● **WHAT YOU ARE ASKED TO DO**: Transcribe every entry below word for word, but skip the pictures.

● **DATA FOR THE TASK**:
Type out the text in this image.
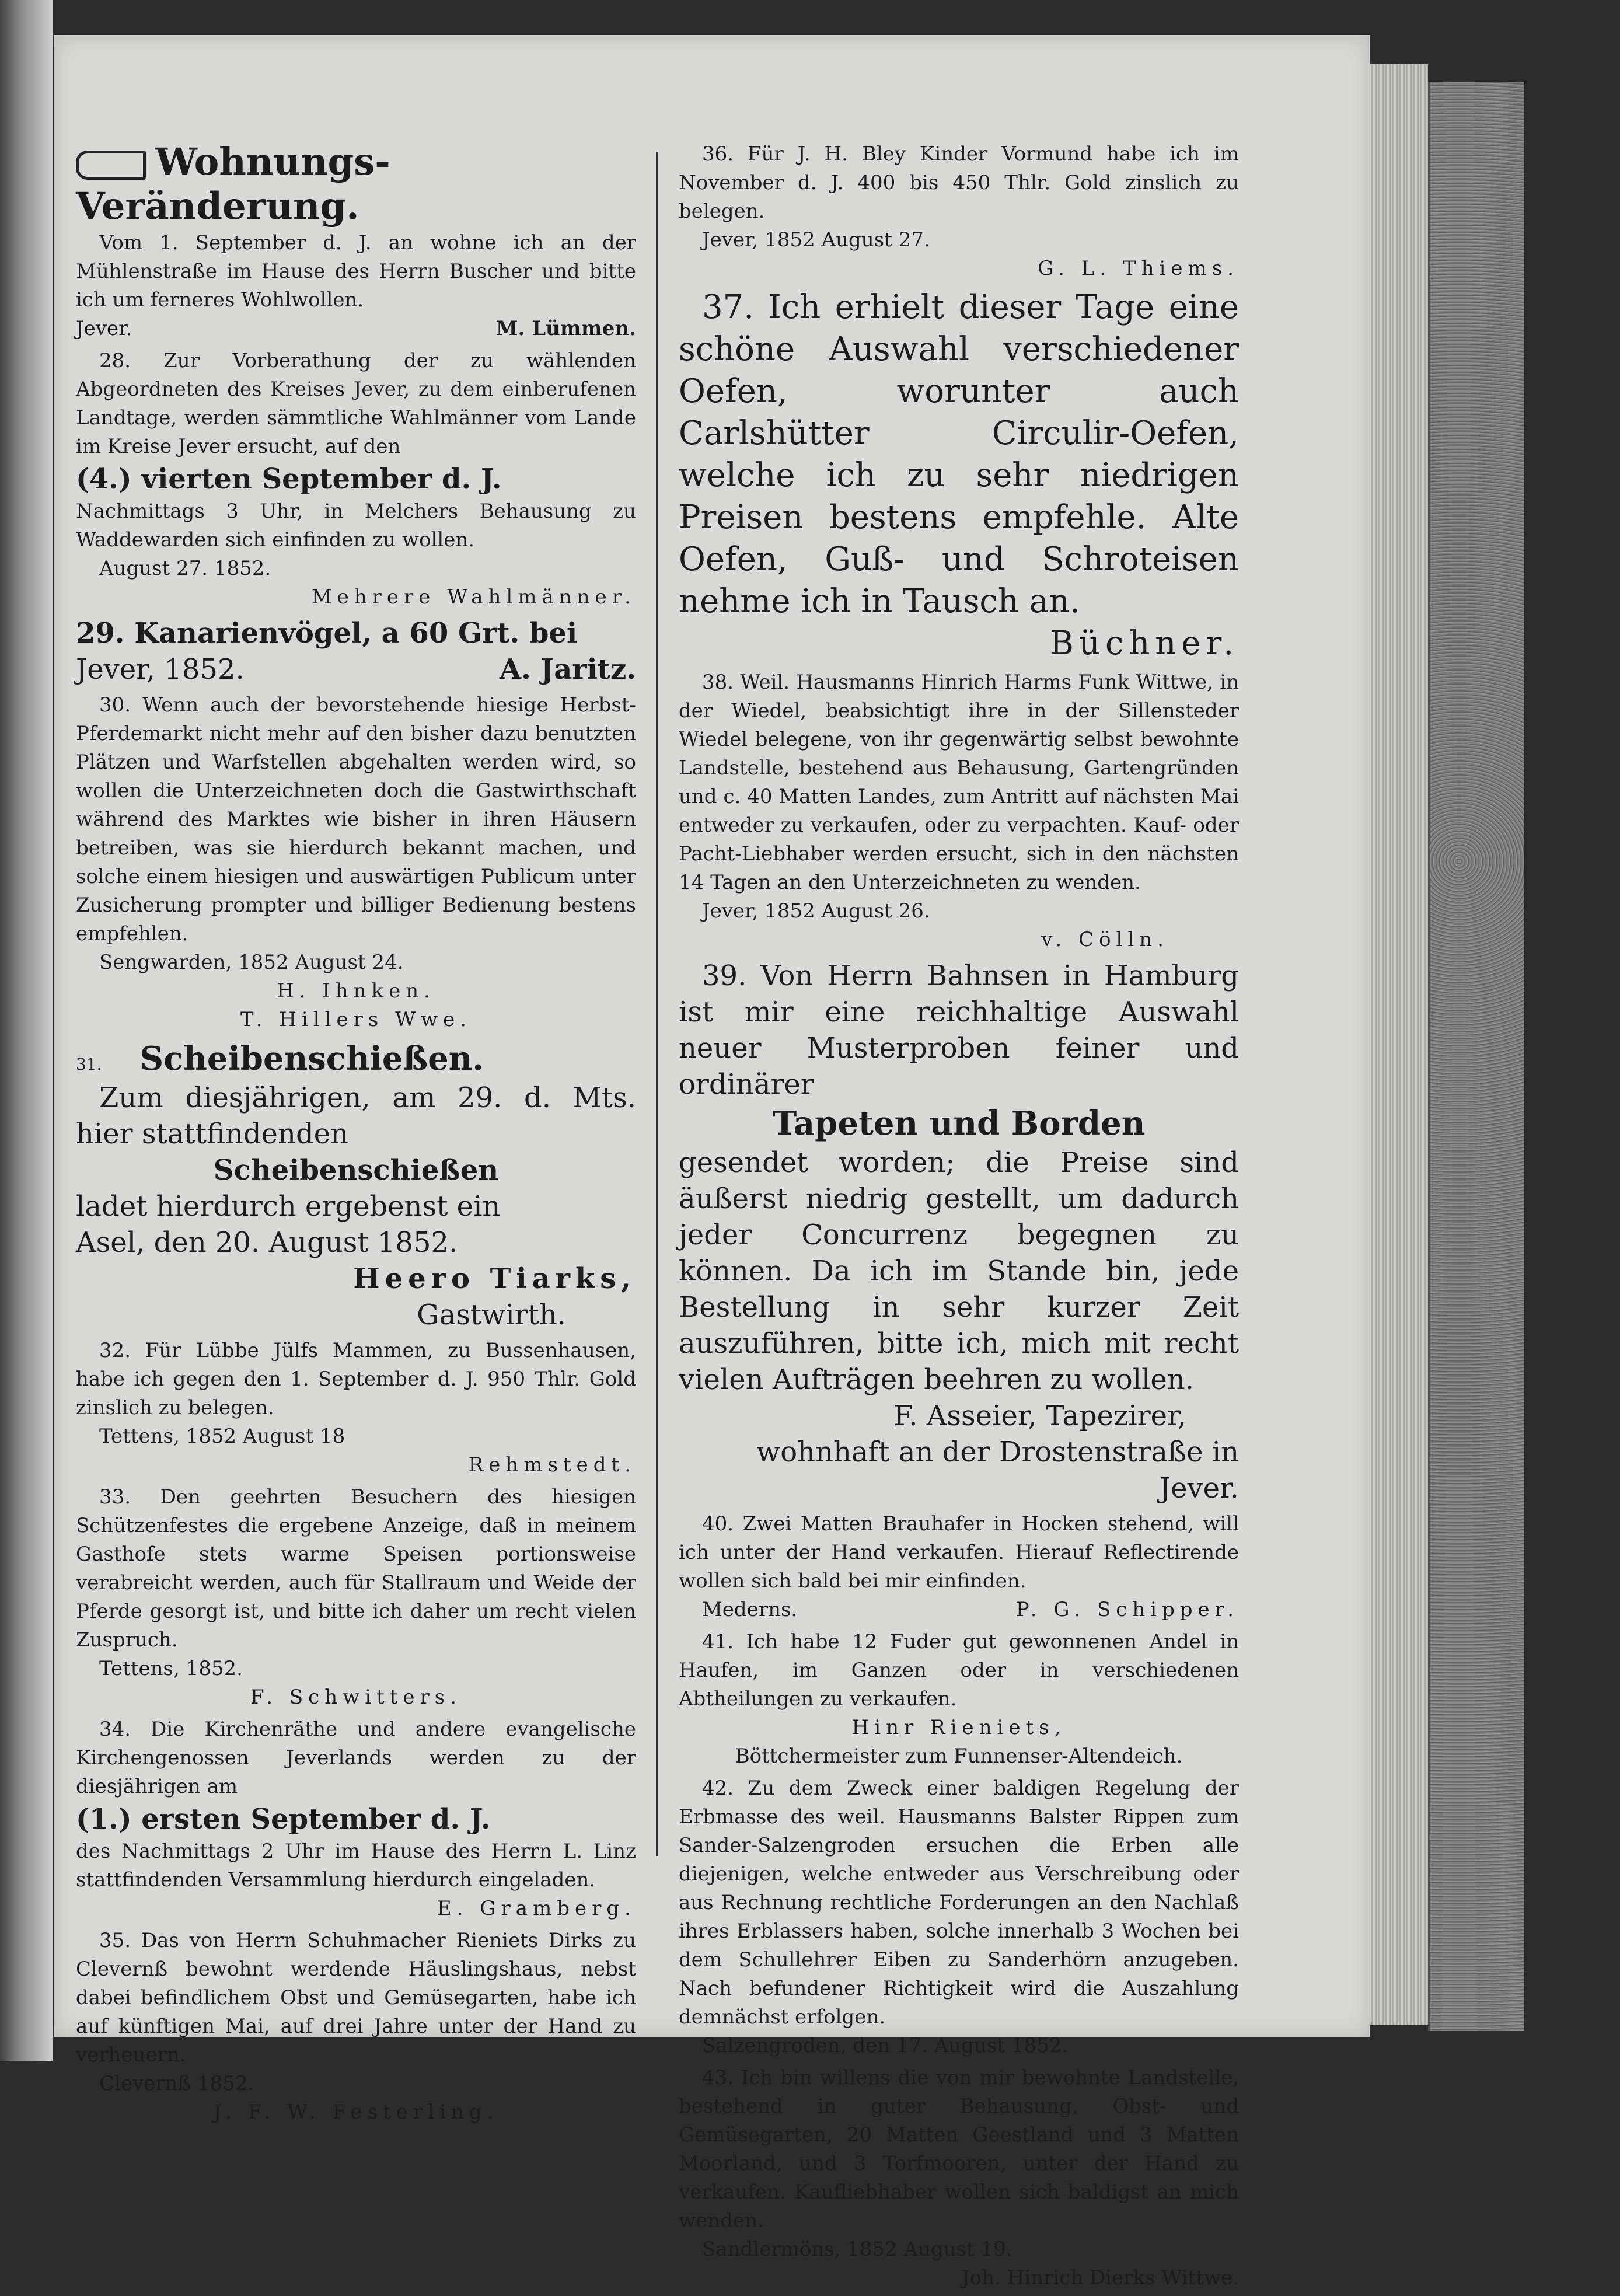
Wohnungs-Veränderung.

Vom 1. September d. J. an wohne ich an der Mühlenstraße im Hause des Herrn Buscher und bitte ich um ferneres Wohlwollen.

Jever.	M. Lümmen.

28. Zur Vorberathung der zu wählenden Abgeordneten des Kreises Jever, zu dem einberufenen Landtage, werden sämmtliche Wahlmänner vom Lande im Kreise Jever ersucht, auf den

(4.) vierten September d. J.

Nachmittags 3 Uhr, in Melchers Behausung zu Waddewarden sich einfinden zu wollen.

August 27. 1852.

Mehrere Wahlmänner.

29. Kanarienvögel, a 60 Grt. bei

Jever, 1852.	A. Jaritz.

30. Wenn auch der bevorstehende hiesige Herbst-Pferdemarkt nicht mehr auf den bisher dazu benutzten Plätzen und Warfstellen abgehalten werden wird, so wollen die Unterzeichneten doch die Gastwirthschaft während des Marktes wie bisher in ihren Häusern betreiben, was sie hierdurch bekannt machen, und solche einem hiesigen und auswärtigen Publicum unter Zusicherung prompter und billiger Bedienung bestens empfehlen.

Sengwarden, 1852 August 24.

H. Ihnken.

T. Hillers Wwe.

31. Scheibenschießen.

Zum diesjährigen, am 29. d. Mts. hier stattfindenden

Scheibenschießen

ladet hierdurch ergebenst ein

Asel, den 20. August 1852.

Heero Tiarks,

Gastwirth.

32. Für Lübbe Jülfs Mammen, zu Bussenhausen, habe ich gegen den 1. September d. J. 950 Thlr. Gold zinslich zu belegen.

Tettens, 1852 August 18

Rehmstedt.

33. Den geehrten Besuchern des hiesigen Schützenfestes die ergebene Anzeige, daß in meinem Gasthofe stets warme Speisen portionsweise verabreicht werden, auch für Stallraum und Weide der Pferde gesorgt ist, und bitte ich daher um recht vielen Zuspruch.

Tettens, 1852.

F. Schwitters.

34. Die Kirchenräthe und andere evangelische Kirchengenossen Jeverlands werden zu der diesjährigen am

(1.) ersten September d. J.

des Nachmittags 2 Uhr im Hause des Herrn L. Linz stattfindenden Versammlung hierdurch eingeladen.

E. Gramberg.

35. Das von Herrn Schuhmacher Rieniets Dirks zu Clevernß bewohnt werdende Häuslingshaus, nebst dabei befindlichem Obst und Gemüsegarten, habe ich auf künftigen Mai, auf drei Jahre unter der Hand zu verheuern.

Clevernß 1852.

J. F. W. Festerling.

36. Für J. H. Bley Kinder Vormund habe ich im November d. J. 400 bis 450 Thlr. Gold zinslich zu belegen.

Jever, 1852 August 27.

G. L. Thiems.

37. Ich erhielt dieser Tage eine schöne Auswahl verschiedener Oefen, worunter auch Carlshütter Circulir-Oefen, welche ich zu sehr niedrigen Preisen bestens empfehle. Alte Oefen, Guß- und Schroteisen nehme ich in Tausch an.

Büchner.

38. Weil. Hausmanns Hinrich Harms Funk Wittwe, in der Wiedel, beabsichtigt ihre in der Sillensteder Wiedel belegene, von ihr gegenwärtig selbst bewohnte Landstelle, bestehend aus Behausung, Gartengründen und c. 40 Matten Landes, zum Antritt auf nächsten Mai entweder zu verkaufen, oder zu verpachten. Kauf- oder Pacht-Liebhaber werden ersucht, sich in den nächsten 14 Tagen an den Unterzeichneten zu wenden.

Jever, 1852 August 26.

v. Cölln.

39. Von Herrn Bahnsen in Hamburg ist mir eine reichhaltige Auswahl neuer Musterproben feiner und ordinärer

Tapeten und Borden

gesendet worden; die Preise sind äußerst niedrig gestellt, um dadurch jeder Concurrenz begegnen zu können. Da ich im Stande bin, jede Bestellung in sehr kurzer Zeit auszuführen, bitte ich, mich mit recht vielen Aufträgen beehren zu wollen.

F. Asseier, Tapezirer,

wohnhaft an der Drostenstraße in Jever.

40. Zwei Matten Brauhafer in Hocken stehend, will ich unter der Hand verkaufen. Hierauf Reflectirende wollen sich bald bei mir einfinden.

Mederns.	P. G. Schipper.

41. Ich habe 12 Fuder gut gewonnenen Andel in Haufen, im Ganzen oder in verschiedenen Abtheilungen zu verkaufen.

Hinr Rieniets,

Böttchermeister zum Funnenser-Altendeich.

42. Zu dem Zweck einer baldigen Regelung der Erbmasse des weil. Hausmanns Balster Rippen zum Sander-Salzengroden ersuchen die Erben alle diejenigen, welche entweder aus Verschreibung oder aus Rechnung rechtliche Forderungen an den Nachlaß ihres Erblassers haben, solche innerhalb 3 Wochen bei dem Schullehrer Eiben zu Sanderhörn anzugeben. Nach befundener Richtigkeit wird die Auszahlung demnächst erfolgen.

Salzengroden, den 17. August 1852.

43. Ich bin willens die von mir bewohnte Landstelle, bestehend in guter Behausung, Obst- und Gemüsegarten, 20 Matten Geestland und 3 Matten Moorland, und 3 Torfmooren, unter der Hand zu verkaufen. Kaufliebhaber wollen sich baldigst an mich wenden.

Sandlermöns, 1852 August 19.

Joh. Hinrich Dierks Wittwe.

● **ANSWER TO THE EXERCISE**:
Type out the text in this image.
Wohnungs-Veränderung.

Vom 1. September d. J. an wohne ich an der Mühlenstraße im Hause des Herrn Buscher und bitte ich um ferneres Wohlwollen.

Jever.	M. Lümmen.

28. Zur Vorberathung der zu wählenden Abgeordneten des Kreises Jever, zu dem einberufenen Landtage, werden sämmtliche Wahlmänner vom Lande im Kreise Jever ersucht, auf den

(4.) vierten September d. J.

Nachmittags 3 Uhr, in Melchers Behausung zu Waddewarden sich einfinden zu wollen.

August 27. 1852.

Mehrere Wahlmänner.

29. Kanarienvögel, a 60 Grt. bei

Jever, 1852.	A. Jaritz.

30. Wenn auch der bevorstehende hiesige Herbst-Pferdemarkt nicht mehr auf den bisher dazu benutzten Plätzen und Warfstellen abgehalten werden wird, so wollen die Unterzeichneten doch die Gastwirthschaft während des Marktes wie bisher in ihren Häusern betreiben, was sie hierdurch bekannt machen, und solche einem hiesigen und auswärtigen Publicum unter Zusicherung prompter und billiger Bedienung bestens empfehlen.

Sengwarden, 1852 August 24.

H. Ihnken.

T. Hillers Wwe.

31. Scheibenschießen.

Zum diesjährigen, am 29. d. Mts. hier stattfindenden

Scheibenschießen

ladet hierdurch ergebenst ein

Asel, den 20. August 1852.

Heero Tiarks,

Gastwirth.

32. Für Lübbe Jülfs Mammen, zu Bussenhausen, habe ich gegen den 1. September d. J. 950 Thlr. Gold zinslich zu belegen.

Tettens, 1852 August 18

Rehmstedt.

33. Den geehrten Besuchern des hiesigen Schützenfestes die ergebene Anzeige, daß in meinem Gasthofe stets warme Speisen portionsweise verabreicht werden, auch für Stallraum und Weide der Pferde gesorgt ist, und bitte ich daher um recht vielen Zuspruch.

Tettens, 1852.

F. Schwitters.

34. Die Kirchenräthe und andere evangelische Kirchengenossen Jeverlands werden zu der diesjährigen am

(1.) ersten September d. J.

des Nachmittags 2 Uhr im Hause des Herrn L. Linz stattfindenden Versammlung hierdurch eingeladen.

E. Gramberg.

35. Das von Herrn Schuhmacher Rieniets Dirks zu Clevernß bewohnt werdende Häuslingshaus, nebst dabei befindlichem Obst und Gemüsegarten, habe ich auf künftigen Mai, auf drei Jahre unter der Hand zu verheuern.

Clevernß 1852.

J. F. W. Festerling.

36. Für J. H. Bley Kinder Vormund habe ich im November d. J. 400 bis 450 Thlr. Gold zinslich zu belegen.

Jever, 1852 August 27.

G. L. Thiems.

37. Ich erhielt dieser Tage eine schöne Auswahl verschiedener Oefen, worunter auch Carlshütter Circulir-Oefen, welche ich zu sehr niedrigen Preisen bestens empfehle. Alte Oefen, Guß- und Schroteisen nehme ich in Tausch an.

Büchner.

38. Weil. Hausmanns Hinrich Harms Funk Wittwe, in der Wiedel, beabsichtigt ihre in der Sillensteder Wiedel belegene, von ihr gegenwärtig selbst bewohnte Landstelle, bestehend aus Behausung, Gartengründen und c. 40 Matten Landes, zum Antritt auf nächsten Mai entweder zu verkaufen, oder zu verpachten. Kauf- oder Pacht-Liebhaber werden ersucht, sich in den nächsten 14 Tagen an den Unterzeichneten zu wenden.

Jever, 1852 August 26.

v. Cölln.

39. Von Herrn Bahnsen in Hamburg ist mir eine reichhaltige Auswahl neuer Musterproben feiner und ordinärer

Tapeten und Borden

gesendet worden; die Preise sind äußerst niedrig gestellt, um dadurch jeder Concurrenz begegnen zu können. Da ich im Stande bin, jede Bestellung in sehr kurzer Zeit auszuführen, bitte ich, mich mit recht vielen Aufträgen beehren zu wollen.

F. Asseier, Tapezirer,

wohnhaft an der Drostenstraße in Jever.

40. Zwei Matten Brauhafer in Hocken stehend, will ich unter der Hand verkaufen. Hierauf Reflectirende wollen sich bald bei mir einfinden.

Mederns.	P. G. Schipper.

41. Ich habe 12 Fuder gut gewonnenen Andel in Haufen, im Ganzen oder in verschiedenen Abtheilungen zu verkaufen.

Hinr Rieniets,

Böttchermeister zum Funnenser-Altendeich.

42. Zu dem Zweck einer baldigen Regelung der Erbmasse des weil. Hausmanns Balster Rippen zum Sander-Salzengroden ersuchen die Erben alle diejenigen, welche entweder aus Verschreibung oder aus Rechnung rechtliche Forderungen an den Nachlaß ihres Erblassers haben, solche innerhalb 3 Wochen bei dem Schullehrer Eiben zu Sanderhörn anzugeben. Nach befundener Richtigkeit wird die Auszahlung demnächst erfolgen.

Salzengroden, den 17. August 1852.

43. Ich bin willens die von mir bewohnte Landstelle, bestehend in guter Behausung, Obst- und Gemüsegarten, 20 Matten Geestland und 3 Matten Moorland, und 3 Torfmooren, unter der Hand zu verkaufen. Kaufliebhaber wollen sich baldigst an mich wenden.

Sandlermöns, 1852 August 19.

Joh. Hinrich Dierks Wittwe.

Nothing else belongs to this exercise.